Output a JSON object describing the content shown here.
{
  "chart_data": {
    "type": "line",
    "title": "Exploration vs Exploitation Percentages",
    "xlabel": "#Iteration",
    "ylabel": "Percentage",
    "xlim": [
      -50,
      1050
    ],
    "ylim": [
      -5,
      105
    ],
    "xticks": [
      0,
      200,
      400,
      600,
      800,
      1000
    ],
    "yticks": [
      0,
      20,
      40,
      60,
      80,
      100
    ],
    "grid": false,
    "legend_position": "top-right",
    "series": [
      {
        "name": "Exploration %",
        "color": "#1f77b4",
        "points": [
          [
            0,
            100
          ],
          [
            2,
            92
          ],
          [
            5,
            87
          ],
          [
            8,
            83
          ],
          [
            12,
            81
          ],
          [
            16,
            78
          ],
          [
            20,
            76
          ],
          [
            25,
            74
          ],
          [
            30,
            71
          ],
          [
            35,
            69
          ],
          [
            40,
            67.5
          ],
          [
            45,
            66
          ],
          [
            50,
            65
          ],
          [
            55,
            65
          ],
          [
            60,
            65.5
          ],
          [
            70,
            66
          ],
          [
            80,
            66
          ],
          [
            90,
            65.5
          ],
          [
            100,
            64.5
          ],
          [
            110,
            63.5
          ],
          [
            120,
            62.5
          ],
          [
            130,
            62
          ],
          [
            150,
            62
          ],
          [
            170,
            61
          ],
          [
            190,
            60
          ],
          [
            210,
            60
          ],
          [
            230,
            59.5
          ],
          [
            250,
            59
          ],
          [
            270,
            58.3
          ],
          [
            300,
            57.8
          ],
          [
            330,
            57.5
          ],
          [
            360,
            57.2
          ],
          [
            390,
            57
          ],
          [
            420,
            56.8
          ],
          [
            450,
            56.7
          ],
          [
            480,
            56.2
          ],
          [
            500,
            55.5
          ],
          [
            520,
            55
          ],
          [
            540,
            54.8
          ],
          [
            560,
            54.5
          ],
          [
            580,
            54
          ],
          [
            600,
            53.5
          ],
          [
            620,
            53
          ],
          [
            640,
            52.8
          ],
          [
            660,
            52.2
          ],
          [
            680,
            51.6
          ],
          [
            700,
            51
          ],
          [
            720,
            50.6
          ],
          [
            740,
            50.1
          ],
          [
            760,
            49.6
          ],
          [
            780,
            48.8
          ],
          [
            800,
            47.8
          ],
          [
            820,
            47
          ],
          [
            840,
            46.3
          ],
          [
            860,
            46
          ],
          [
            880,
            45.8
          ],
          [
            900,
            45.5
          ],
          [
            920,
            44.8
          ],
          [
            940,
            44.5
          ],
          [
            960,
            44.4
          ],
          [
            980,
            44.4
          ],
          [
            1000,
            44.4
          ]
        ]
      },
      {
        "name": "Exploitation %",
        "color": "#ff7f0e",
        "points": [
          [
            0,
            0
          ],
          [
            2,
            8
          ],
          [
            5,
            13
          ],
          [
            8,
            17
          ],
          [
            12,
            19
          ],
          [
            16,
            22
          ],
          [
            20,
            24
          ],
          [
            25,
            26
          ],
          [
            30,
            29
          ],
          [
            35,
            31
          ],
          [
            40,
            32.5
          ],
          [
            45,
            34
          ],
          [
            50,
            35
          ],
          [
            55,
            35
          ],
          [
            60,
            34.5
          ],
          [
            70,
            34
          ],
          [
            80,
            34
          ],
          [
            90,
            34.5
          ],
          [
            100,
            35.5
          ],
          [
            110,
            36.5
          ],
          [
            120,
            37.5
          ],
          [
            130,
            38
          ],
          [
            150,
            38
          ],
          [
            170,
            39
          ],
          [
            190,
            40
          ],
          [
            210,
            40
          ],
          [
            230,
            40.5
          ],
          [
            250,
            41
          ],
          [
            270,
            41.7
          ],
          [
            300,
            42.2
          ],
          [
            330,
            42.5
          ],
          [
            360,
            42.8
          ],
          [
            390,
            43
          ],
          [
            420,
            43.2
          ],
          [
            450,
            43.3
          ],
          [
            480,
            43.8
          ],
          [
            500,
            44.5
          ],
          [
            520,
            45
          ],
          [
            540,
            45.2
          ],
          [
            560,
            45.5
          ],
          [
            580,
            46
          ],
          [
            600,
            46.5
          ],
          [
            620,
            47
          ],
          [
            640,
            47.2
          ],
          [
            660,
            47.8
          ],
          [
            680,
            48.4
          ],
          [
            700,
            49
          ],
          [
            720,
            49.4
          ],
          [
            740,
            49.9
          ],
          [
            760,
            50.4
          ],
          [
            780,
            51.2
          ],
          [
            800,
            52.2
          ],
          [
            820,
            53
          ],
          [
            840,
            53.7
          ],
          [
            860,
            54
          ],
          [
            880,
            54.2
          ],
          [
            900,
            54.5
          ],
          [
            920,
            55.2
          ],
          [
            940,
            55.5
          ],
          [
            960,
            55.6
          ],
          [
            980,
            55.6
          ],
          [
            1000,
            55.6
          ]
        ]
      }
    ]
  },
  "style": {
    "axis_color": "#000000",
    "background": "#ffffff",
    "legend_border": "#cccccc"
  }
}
-- -- --
## Goal
From the data above, copy out every line with the string "name" in it.

## In response
        "name": "Exploration %",
        "name": "Exploitation %",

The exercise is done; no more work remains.